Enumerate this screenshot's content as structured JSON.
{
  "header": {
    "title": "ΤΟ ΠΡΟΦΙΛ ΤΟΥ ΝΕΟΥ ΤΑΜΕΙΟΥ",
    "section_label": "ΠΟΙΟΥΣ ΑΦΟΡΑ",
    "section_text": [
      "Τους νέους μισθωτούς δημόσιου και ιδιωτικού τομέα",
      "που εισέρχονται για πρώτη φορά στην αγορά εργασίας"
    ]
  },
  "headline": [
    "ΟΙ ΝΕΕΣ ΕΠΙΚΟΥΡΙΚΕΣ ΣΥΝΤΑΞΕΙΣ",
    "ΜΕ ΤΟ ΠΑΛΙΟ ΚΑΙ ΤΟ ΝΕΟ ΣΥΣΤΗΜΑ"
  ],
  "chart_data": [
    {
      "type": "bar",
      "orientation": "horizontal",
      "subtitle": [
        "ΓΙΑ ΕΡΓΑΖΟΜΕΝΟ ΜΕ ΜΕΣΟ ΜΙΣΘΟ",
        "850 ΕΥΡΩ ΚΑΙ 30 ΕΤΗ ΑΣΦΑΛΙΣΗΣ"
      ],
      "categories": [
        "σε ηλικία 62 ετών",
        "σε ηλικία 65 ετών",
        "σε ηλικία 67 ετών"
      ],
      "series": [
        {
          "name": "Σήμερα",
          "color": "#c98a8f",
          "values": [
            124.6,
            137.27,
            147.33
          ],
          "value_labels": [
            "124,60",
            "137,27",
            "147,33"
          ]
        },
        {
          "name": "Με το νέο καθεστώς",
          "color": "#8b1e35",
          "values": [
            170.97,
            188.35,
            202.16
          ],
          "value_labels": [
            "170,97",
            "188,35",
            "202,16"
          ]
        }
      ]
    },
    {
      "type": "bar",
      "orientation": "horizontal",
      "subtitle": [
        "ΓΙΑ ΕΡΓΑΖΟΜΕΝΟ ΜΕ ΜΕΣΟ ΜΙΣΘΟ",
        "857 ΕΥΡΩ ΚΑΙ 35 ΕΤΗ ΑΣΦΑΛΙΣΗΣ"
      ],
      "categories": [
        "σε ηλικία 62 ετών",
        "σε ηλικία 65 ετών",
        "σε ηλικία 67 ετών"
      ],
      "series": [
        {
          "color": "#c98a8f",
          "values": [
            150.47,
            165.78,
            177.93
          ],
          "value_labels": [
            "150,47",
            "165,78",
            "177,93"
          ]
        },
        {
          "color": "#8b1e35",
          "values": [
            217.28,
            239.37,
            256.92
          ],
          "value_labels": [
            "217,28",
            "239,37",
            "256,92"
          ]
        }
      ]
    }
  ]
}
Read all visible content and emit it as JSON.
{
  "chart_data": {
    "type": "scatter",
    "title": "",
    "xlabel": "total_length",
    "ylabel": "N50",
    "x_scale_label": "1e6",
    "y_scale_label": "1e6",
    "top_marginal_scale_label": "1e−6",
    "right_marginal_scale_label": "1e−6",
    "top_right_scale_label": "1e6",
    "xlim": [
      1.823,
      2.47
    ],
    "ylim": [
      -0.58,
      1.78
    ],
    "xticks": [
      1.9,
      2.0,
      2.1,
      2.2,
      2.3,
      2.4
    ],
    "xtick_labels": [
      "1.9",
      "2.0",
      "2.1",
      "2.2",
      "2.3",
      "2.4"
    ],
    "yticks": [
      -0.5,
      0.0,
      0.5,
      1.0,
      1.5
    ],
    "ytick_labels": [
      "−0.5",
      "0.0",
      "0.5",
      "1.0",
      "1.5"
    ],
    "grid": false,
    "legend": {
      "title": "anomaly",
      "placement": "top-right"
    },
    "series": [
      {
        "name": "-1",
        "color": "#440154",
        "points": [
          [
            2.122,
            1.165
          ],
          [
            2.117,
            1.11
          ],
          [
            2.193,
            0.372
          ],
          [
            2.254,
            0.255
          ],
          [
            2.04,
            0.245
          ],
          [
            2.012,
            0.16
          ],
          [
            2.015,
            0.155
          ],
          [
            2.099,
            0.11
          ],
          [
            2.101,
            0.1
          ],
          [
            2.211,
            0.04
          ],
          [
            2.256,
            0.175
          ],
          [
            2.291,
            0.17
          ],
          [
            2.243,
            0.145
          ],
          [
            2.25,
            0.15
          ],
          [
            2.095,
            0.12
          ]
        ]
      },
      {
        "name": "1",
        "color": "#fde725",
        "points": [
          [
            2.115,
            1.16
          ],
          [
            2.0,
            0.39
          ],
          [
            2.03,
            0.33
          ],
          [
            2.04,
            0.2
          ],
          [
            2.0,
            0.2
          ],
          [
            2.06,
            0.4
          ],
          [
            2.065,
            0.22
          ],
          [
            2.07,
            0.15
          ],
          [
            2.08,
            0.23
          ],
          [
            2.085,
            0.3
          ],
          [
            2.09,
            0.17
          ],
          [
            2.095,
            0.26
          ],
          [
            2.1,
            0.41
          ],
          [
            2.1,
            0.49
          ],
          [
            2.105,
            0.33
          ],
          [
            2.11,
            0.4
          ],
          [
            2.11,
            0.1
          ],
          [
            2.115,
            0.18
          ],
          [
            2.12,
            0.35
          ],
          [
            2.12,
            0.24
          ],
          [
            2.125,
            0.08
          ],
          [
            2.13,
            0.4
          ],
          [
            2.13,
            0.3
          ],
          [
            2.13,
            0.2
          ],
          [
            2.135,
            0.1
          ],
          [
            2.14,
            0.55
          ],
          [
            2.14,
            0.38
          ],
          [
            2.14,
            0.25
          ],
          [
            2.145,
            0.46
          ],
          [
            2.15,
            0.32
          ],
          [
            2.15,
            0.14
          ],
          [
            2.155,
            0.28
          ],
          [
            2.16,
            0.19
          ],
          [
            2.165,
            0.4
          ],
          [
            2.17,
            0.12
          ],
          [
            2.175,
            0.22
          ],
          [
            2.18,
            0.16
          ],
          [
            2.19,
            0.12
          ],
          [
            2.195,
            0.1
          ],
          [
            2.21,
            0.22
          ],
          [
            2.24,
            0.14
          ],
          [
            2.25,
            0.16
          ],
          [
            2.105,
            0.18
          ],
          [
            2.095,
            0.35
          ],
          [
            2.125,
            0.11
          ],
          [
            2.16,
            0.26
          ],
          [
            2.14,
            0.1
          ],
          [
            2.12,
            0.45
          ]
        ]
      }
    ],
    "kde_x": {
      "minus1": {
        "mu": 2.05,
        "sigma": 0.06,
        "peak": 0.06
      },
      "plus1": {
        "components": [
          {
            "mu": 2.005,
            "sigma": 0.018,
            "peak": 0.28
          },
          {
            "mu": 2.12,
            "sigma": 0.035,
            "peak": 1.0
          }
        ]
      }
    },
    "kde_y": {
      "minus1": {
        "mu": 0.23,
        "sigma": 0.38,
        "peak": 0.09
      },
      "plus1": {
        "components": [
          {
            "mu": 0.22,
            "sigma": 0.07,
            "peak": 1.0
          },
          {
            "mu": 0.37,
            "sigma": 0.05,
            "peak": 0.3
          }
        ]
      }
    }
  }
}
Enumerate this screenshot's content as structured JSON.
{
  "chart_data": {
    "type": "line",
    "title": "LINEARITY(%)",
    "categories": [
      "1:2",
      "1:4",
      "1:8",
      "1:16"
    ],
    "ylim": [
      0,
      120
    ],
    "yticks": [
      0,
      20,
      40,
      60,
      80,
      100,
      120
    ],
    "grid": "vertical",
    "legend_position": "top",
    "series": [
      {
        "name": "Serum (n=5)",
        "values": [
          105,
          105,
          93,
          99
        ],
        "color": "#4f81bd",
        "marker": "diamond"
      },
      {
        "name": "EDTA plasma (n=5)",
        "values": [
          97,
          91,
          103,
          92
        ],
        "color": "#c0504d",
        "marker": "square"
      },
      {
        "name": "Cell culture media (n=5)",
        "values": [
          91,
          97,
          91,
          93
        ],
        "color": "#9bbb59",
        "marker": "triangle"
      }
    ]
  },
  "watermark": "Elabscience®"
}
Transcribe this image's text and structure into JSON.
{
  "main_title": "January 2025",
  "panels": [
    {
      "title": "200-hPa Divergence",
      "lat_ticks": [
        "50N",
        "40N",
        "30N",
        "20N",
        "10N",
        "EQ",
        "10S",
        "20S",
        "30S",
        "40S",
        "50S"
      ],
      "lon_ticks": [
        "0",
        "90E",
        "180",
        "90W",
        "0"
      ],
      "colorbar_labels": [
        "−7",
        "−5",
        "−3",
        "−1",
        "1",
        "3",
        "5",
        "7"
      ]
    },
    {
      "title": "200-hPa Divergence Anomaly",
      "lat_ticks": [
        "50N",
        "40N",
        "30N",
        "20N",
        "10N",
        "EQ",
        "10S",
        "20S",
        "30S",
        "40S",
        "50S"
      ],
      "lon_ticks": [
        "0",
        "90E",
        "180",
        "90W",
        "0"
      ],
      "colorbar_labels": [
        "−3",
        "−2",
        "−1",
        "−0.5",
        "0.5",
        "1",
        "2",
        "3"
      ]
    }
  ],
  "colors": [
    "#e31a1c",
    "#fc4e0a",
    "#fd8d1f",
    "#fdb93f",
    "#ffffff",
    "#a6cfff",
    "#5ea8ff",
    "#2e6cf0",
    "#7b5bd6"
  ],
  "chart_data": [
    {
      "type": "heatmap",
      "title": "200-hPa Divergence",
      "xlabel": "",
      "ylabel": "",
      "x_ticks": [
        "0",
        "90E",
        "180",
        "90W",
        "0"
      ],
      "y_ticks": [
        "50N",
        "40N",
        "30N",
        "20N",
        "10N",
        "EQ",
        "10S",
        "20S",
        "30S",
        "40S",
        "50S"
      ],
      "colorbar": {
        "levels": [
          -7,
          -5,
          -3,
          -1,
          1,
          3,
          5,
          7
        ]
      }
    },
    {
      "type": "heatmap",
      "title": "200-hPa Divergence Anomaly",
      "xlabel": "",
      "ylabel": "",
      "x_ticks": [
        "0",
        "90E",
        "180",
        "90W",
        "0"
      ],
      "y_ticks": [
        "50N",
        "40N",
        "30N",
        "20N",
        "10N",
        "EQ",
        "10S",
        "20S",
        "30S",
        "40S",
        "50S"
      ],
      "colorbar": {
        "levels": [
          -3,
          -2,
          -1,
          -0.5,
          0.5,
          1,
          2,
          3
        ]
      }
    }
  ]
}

▸ **THE REQUEST**:
Report how many lines in this data include the string "ΑΣΦΑΛΙΣΗΣ", and nothing else.

▸ **ANSWER TO THE PROBLEM**:
2